═════ DATA ═════
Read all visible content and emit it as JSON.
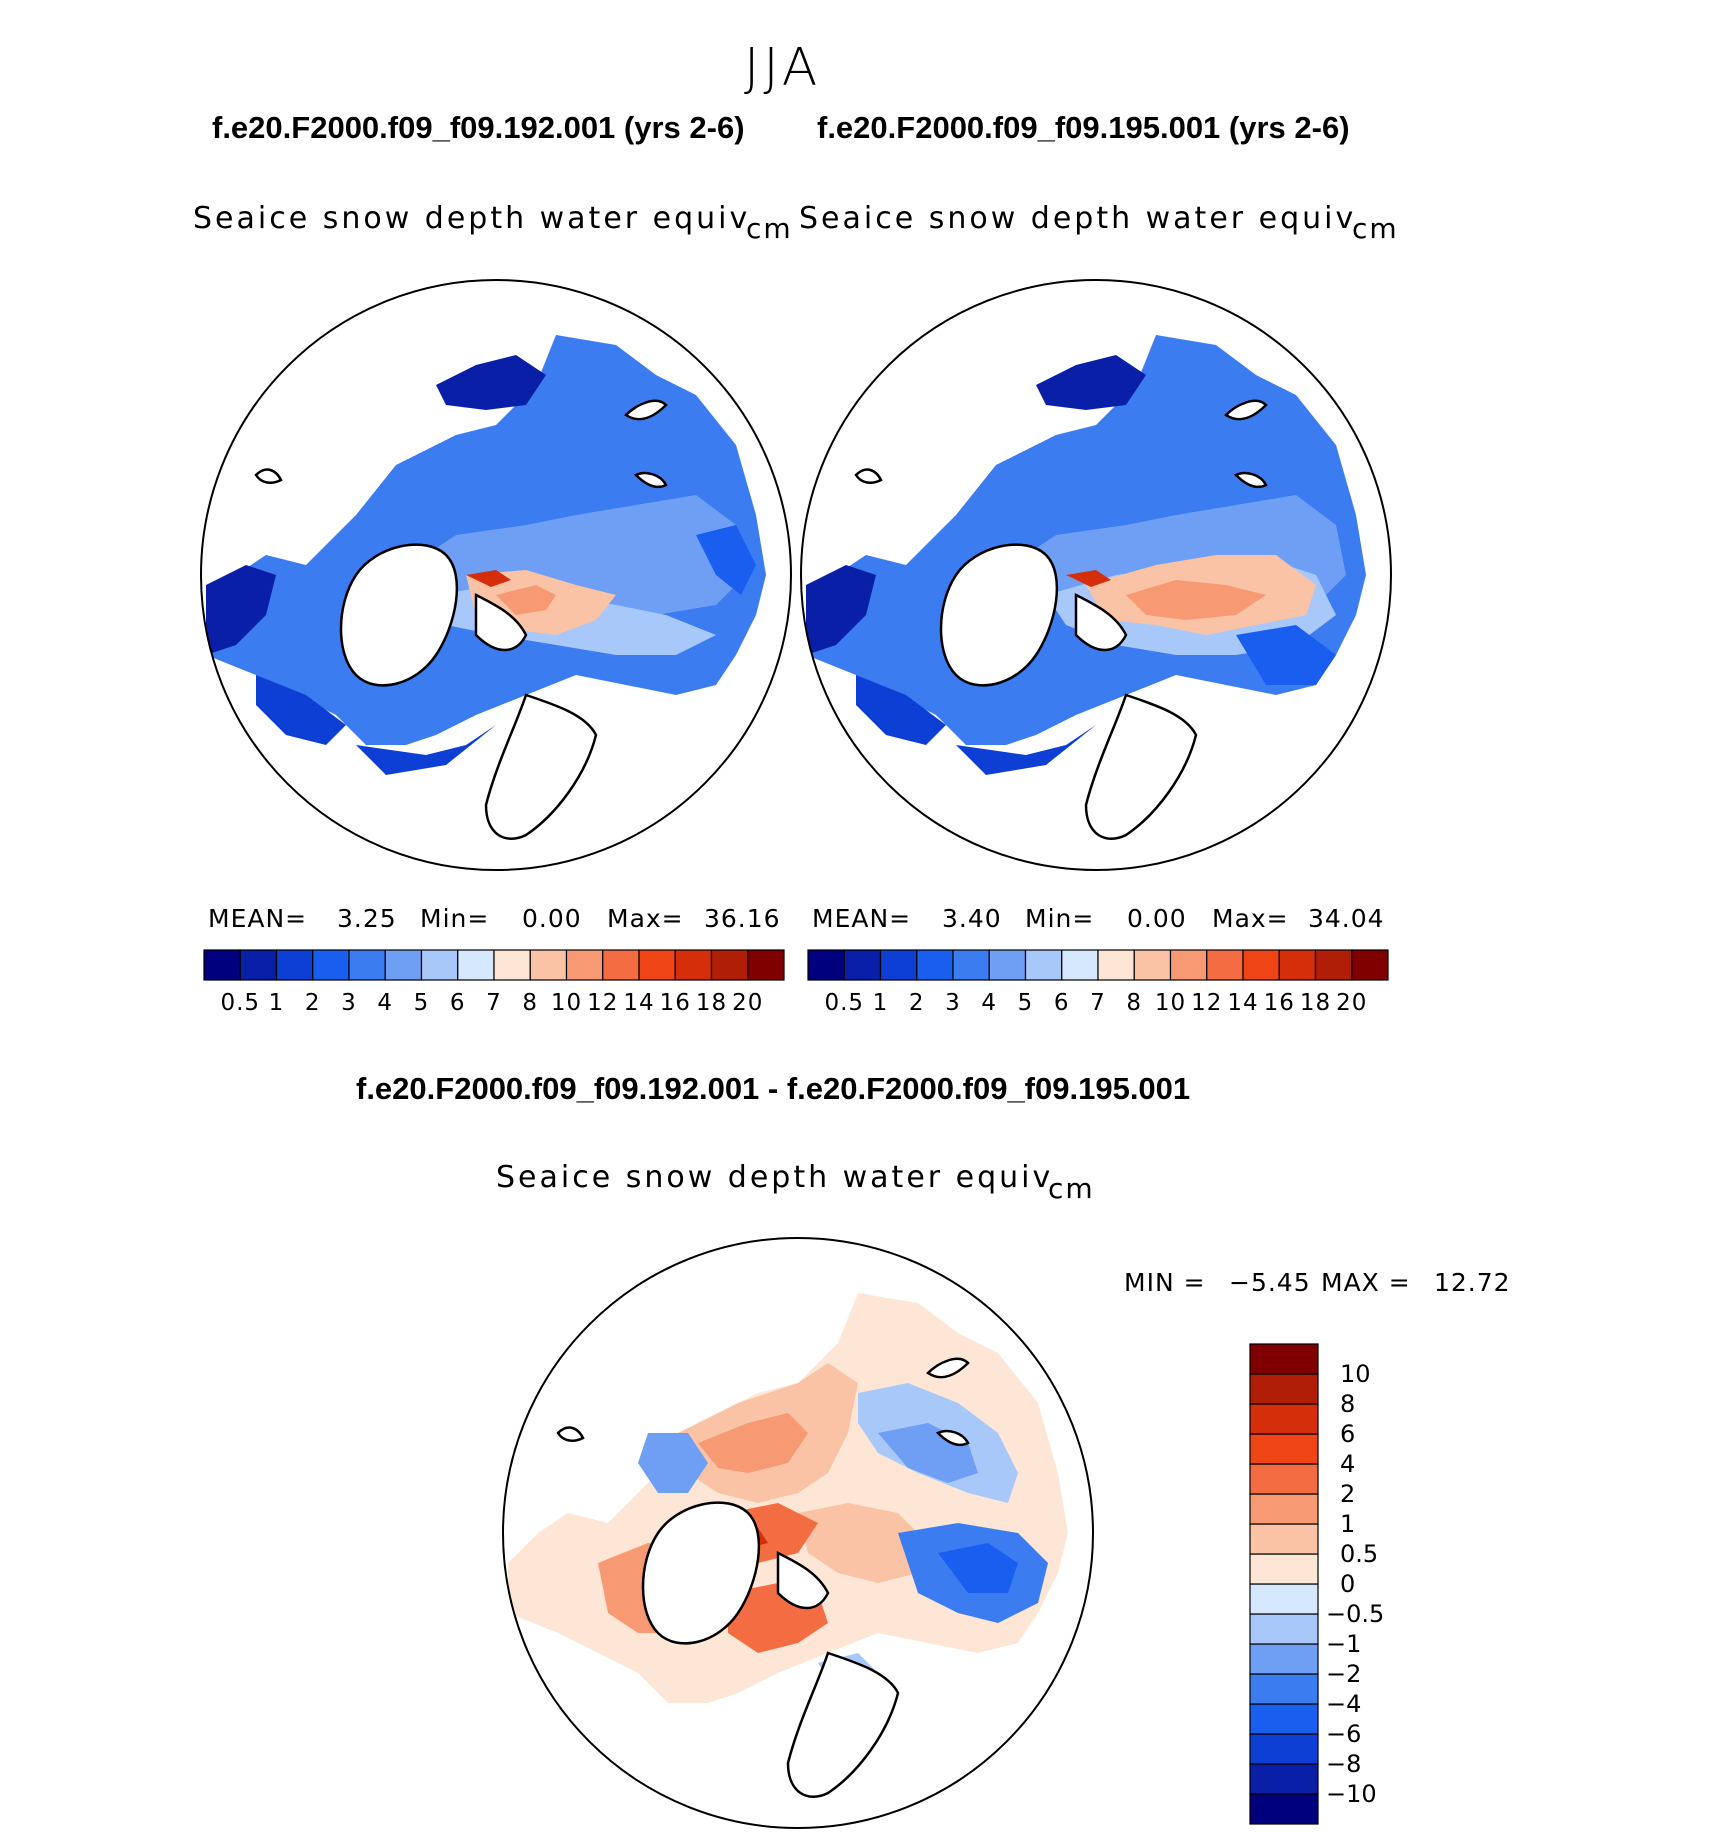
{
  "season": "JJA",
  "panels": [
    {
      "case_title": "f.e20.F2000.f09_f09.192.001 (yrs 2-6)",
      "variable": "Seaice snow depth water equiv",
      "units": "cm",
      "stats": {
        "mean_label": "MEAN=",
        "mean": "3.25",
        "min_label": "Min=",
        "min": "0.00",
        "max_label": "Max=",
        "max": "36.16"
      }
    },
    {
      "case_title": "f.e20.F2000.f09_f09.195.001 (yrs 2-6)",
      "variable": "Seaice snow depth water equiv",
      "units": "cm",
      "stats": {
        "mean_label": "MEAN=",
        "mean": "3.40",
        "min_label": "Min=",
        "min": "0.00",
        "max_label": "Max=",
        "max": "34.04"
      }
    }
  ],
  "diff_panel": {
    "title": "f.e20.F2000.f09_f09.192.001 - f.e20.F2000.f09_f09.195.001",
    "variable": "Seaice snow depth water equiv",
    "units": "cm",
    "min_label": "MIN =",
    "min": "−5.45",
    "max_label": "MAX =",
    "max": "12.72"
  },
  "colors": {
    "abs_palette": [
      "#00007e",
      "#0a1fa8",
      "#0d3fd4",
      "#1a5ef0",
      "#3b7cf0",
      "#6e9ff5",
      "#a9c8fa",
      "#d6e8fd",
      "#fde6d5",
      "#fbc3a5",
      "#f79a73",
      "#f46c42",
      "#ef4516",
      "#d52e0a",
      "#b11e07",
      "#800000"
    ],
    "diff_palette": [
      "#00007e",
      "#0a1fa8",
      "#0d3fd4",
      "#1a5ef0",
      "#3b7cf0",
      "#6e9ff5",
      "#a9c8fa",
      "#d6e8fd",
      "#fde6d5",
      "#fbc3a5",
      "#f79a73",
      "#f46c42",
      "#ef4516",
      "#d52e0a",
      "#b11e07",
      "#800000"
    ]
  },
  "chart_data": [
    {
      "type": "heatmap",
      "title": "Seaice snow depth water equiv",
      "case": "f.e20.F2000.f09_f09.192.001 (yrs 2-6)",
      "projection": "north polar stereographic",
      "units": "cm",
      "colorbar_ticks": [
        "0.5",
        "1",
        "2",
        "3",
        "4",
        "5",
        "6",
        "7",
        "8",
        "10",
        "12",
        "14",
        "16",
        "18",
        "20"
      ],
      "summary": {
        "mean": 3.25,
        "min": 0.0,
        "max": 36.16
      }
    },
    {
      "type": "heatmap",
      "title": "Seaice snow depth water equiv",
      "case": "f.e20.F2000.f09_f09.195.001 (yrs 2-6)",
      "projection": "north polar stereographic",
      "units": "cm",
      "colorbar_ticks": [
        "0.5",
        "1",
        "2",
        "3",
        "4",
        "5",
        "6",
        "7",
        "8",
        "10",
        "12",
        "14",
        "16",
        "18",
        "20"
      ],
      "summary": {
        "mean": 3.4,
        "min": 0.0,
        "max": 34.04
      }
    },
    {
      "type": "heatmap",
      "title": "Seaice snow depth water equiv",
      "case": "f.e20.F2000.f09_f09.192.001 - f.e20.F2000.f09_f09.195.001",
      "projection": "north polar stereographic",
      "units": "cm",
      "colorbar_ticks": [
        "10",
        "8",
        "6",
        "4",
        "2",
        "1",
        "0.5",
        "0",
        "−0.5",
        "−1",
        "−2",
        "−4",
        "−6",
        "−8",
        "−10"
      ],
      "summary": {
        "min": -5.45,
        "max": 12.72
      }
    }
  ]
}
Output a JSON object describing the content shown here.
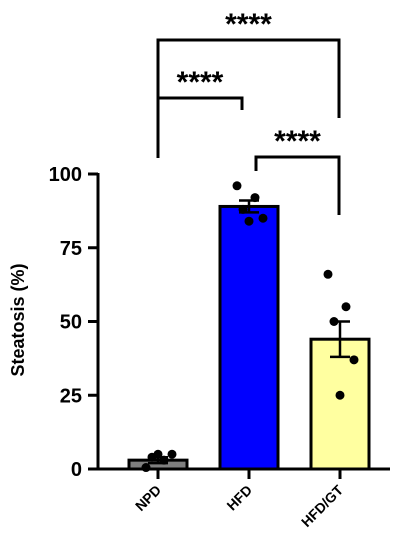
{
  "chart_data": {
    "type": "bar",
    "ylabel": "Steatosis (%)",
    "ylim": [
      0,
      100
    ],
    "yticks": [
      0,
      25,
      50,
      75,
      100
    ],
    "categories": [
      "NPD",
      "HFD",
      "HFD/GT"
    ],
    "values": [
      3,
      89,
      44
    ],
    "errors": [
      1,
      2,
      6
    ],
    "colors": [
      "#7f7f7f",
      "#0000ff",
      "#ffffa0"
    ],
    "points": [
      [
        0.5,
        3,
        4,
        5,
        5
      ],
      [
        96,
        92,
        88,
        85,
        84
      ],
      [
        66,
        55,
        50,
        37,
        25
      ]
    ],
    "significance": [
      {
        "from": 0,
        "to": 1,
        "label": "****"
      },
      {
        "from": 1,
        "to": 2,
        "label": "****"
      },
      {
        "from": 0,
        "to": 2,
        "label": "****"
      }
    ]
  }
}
═════
## PROBLEM TO WORK ON
Leave the pictures out and reproduce all of the records exactly.

## WRITTEN ANSWER
Read all visible content and emit it as JSON.
{
  "season": "JJA",
  "panels": [
    {
      "case_title": "f.e20.F2000.f09_f09.192.001 (yrs 2-6)",
      "variable": "Seaice snow depth water equiv",
      "units": "cm",
      "stats": {
        "mean_label": "MEAN=",
        "mean": "3.25",
        "min_label": "Min=",
        "min": "0.00",
        "max_label": "Max=",
        "max": "36.16"
      }
    },
    {
      "case_title": "f.e20.F2000.f09_f09.195.001 (yrs 2-6)",
      "variable": "Seaice snow depth water equiv",
      "units": "cm",
      "stats": {
        "mean_label": "MEAN=",
        "mean": "3.40",
        "min_label": "Min=",
        "min": "0.00",
        "max_label": "Max=",
        "max": "34.04"
      }
    }
  ],
  "diff_panel": {
    "title": "f.e20.F2000.f09_f09.192.001 - f.e20.F2000.f09_f09.195.001",
    "variable": "Seaice snow depth water equiv",
    "units": "cm",
    "min_label": "MIN =",
    "min": "−5.45",
    "max_label": "MAX =",
    "max": "12.72"
  },
  "colors": {
    "abs_palette": [
      "#00007e",
      "#0a1fa8",
      "#0d3fd4",
      "#1a5ef0",
      "#3b7cf0",
      "#6e9ff5",
      "#a9c8fa",
      "#d6e8fd",
      "#fde6d5",
      "#fbc3a5",
      "#f79a73",
      "#f46c42",
      "#ef4516",
      "#d52e0a",
      "#b11e07",
      "#800000"
    ],
    "diff_palette": [
      "#00007e",
      "#0a1fa8",
      "#0d3fd4",
      "#1a5ef0",
      "#3b7cf0",
      "#6e9ff5",
      "#a9c8fa",
      "#d6e8fd",
      "#fde6d5",
      "#fbc3a5",
      "#f79a73",
      "#f46c42",
      "#ef4516",
      "#d52e0a",
      "#b11e07",
      "#800000"
    ]
  },
  "chart_data": [
    {
      "type": "heatmap",
      "title": "Seaice snow depth water equiv",
      "case": "f.e20.F2000.f09_f09.192.001 (yrs 2-6)",
      "projection": "north polar stereographic",
      "units": "cm",
      "colorbar_ticks": [
        "0.5",
        "1",
        "2",
        "3",
        "4",
        "5",
        "6",
        "7",
        "8",
        "10",
        "12",
        "14",
        "16",
        "18",
        "20"
      ],
      "summary": {
        "mean": 3.25,
        "min": 0.0,
        "max": 36.16
      }
    },
    {
      "type": "heatmap",
      "title": "Seaice snow depth water equiv",
      "case": "f.e20.F2000.f09_f09.195.001 (yrs 2-6)",
      "projection": "north polar stereographic",
      "units": "cm",
      "colorbar_ticks": [
        "0.5",
        "1",
        "2",
        "3",
        "4",
        "5",
        "6",
        "7",
        "8",
        "10",
        "12",
        "14",
        "16",
        "18",
        "20"
      ],
      "summary": {
        "mean": 3.4,
        "min": 0.0,
        "max": 34.04
      }
    },
    {
      "type": "heatmap",
      "title": "Seaice snow depth water equiv",
      "case": "f.e20.F2000.f09_f09.192.001 - f.e20.F2000.f09_f09.195.001",
      "projection": "north polar stereographic",
      "units": "cm",
      "colorbar_ticks": [
        "10",
        "8",
        "6",
        "4",
        "2",
        "1",
        "0.5",
        "0",
        "−0.5",
        "−1",
        "−2",
        "−4",
        "−6",
        "−8",
        "−10"
      ],
      "summary": {
        "min": -5.45,
        "max": 12.72
      }
    }
  ]
}
Output a JSON object describing the content shown here.
{
  "chart_data": {
    "type": "bar",
    "ylabel": "Steatosis (%)",
    "ylim": [
      0,
      100
    ],
    "yticks": [
      0,
      25,
      50,
      75,
      100
    ],
    "categories": [
      "NPD",
      "HFD",
      "HFD/GT"
    ],
    "values": [
      3,
      89,
      44
    ],
    "errors": [
      1,
      2,
      6
    ],
    "colors": [
      "#7f7f7f",
      "#0000ff",
      "#ffffa0"
    ],
    "points": [
      [
        0.5,
        3,
        4,
        5,
        5
      ],
      [
        96,
        92,
        88,
        85,
        84
      ],
      [
        66,
        55,
        50,
        37,
        25
      ]
    ],
    "significance": [
      {
        "from": 0,
        "to": 1,
        "label": "****"
      },
      {
        "from": 1,
        "to": 2,
        "label": "****"
      },
      {
        "from": 0,
        "to": 2,
        "label": "****"
      }
    ]
  }
}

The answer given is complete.